:: Trecho da página ::

Atualmente, exerce o cargo de Secretário dos Transportes de São Paulo. Foi Promotor de Justiça (1991-2002); Secretário da Justiça e Defesa da Cidadania do Estado de São Paulo (2002-2005) e Membro do Conselho Nacional de Justiça (2005-2007).
Nesses 20 anos de vigência da Constituição do Brasil, questão a ser constantemente analisada, em face dos direitos fundamentais, diz respeito à amplitude do “direito ao silêncio”, sob a ótica da impossibilidade de alguém ser obrigado a produzir provas contra si mesmo, seja em suas declarações, seja na compulsoriedade de entrega de provas com potencial lesivo.
O “direito ao silêncio”, que engloba o privilege against self-incrimination do réu, em procedimentos criminais, é direcionado no intuito de preservar o caráter voluntário de seu julgamento, com um diálogo eqüitativo entre o indivíduo e o Estado, como bem salientado por T.R.S. Allan.1
A participação do réu em seu julgamento não é apenas um meio de assegurar que os fatos relevantes sejam trazidos à tona e os argumentos pertinentes considerados. Mais do que isso, o direito do acusado em ser ouvido é intrínseco à natureza do julgamento, cujo principal propósito é justificar o veredicto final para o próprio acusado, como resultado legal justamente obtido, concedendo-lhe o respeito e a consideração que qualquer cidadão merece.

:::
:: Dados fornecidos ::

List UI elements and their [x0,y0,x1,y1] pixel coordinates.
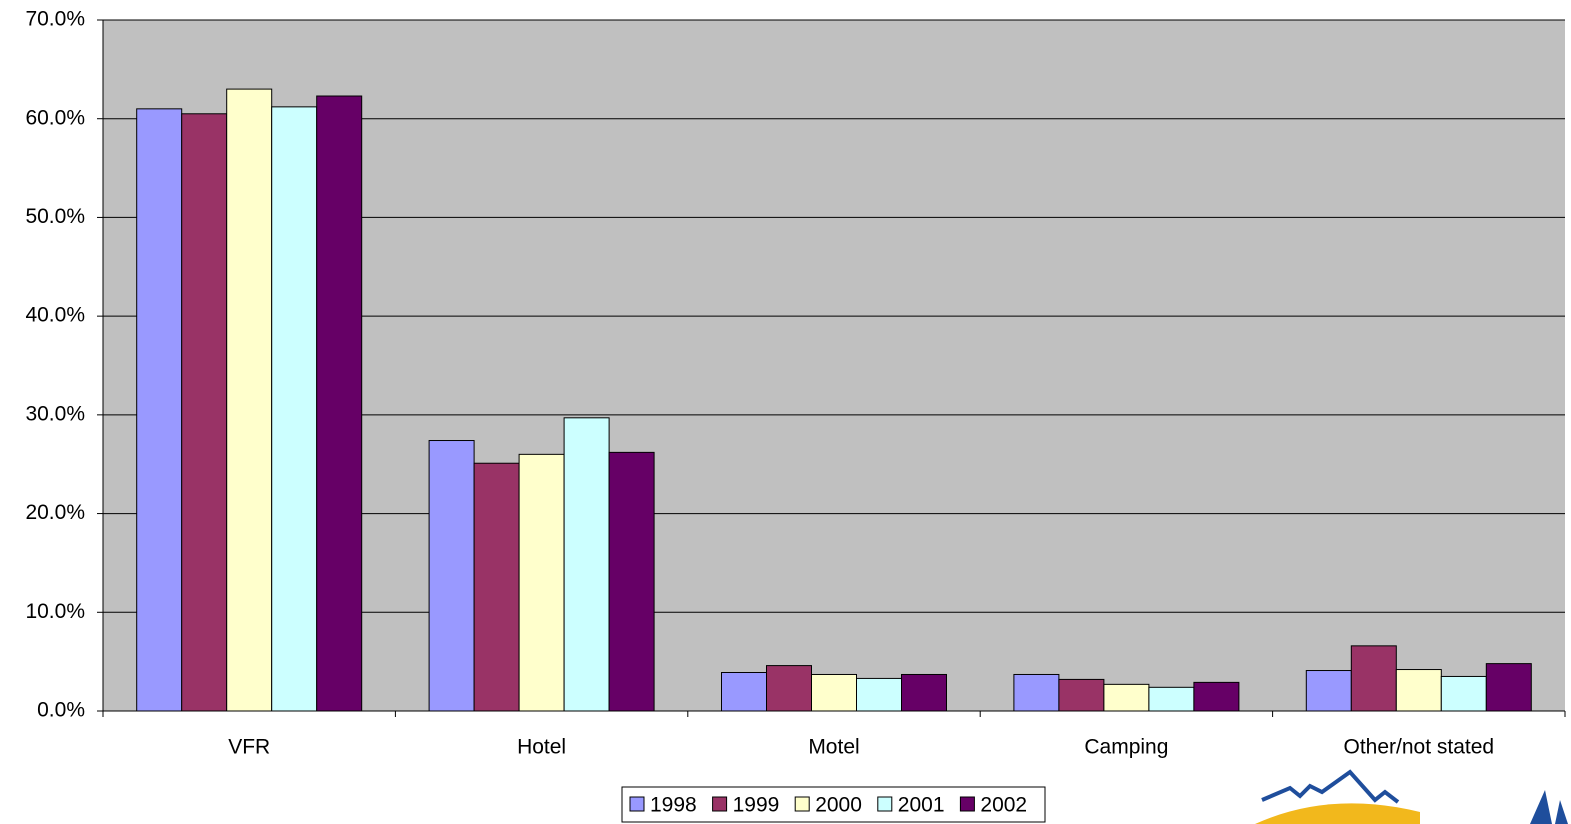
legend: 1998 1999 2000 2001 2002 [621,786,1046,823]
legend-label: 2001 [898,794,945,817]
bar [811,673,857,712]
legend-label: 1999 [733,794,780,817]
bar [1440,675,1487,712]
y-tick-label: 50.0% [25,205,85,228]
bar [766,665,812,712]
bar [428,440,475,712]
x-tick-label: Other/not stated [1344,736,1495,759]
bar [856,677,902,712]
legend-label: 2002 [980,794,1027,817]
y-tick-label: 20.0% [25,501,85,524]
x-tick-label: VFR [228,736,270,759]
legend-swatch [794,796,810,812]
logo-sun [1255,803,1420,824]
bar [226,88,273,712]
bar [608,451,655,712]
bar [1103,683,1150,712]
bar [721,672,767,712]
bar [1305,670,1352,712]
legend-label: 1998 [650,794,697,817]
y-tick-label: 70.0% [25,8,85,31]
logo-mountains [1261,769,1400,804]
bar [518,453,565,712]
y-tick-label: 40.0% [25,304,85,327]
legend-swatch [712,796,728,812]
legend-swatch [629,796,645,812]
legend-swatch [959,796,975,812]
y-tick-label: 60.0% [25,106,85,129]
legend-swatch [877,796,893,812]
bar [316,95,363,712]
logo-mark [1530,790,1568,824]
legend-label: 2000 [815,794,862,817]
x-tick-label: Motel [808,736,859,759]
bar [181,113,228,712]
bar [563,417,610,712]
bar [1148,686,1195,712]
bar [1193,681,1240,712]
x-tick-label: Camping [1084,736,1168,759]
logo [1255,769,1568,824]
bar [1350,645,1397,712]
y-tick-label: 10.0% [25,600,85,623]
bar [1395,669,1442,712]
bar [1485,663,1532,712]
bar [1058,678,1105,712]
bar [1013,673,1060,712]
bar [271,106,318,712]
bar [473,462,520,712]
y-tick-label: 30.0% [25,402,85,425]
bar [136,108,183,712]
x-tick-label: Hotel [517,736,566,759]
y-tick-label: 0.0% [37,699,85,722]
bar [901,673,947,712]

:::
:: Dados fornecidos ::

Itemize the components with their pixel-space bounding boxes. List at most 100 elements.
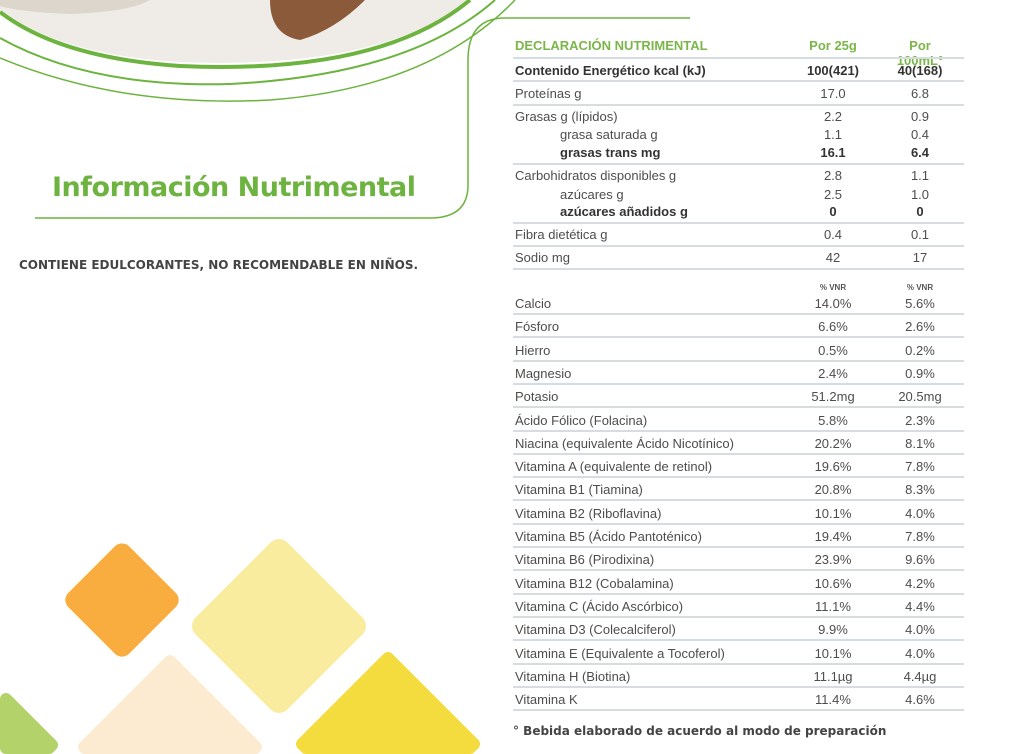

:::

Instruções do exercício — Quais cargos aparecem no primeiro parágrafo do trecho sobre o direito ao silêncio, junto com os períodos indicados quando houver? Os itens não têm nenhum papel nesta tarefa.

Resposta —
- Secretário dos Transportes de São Paulo (atualmente)
- Promotor de Justiça (1991-2002)
- Secretário da Justiça e Defesa da Cidadania do Estado de São Paulo (2002-2005)
- Membro do Conselho Nacional de Justiça (2005-2007)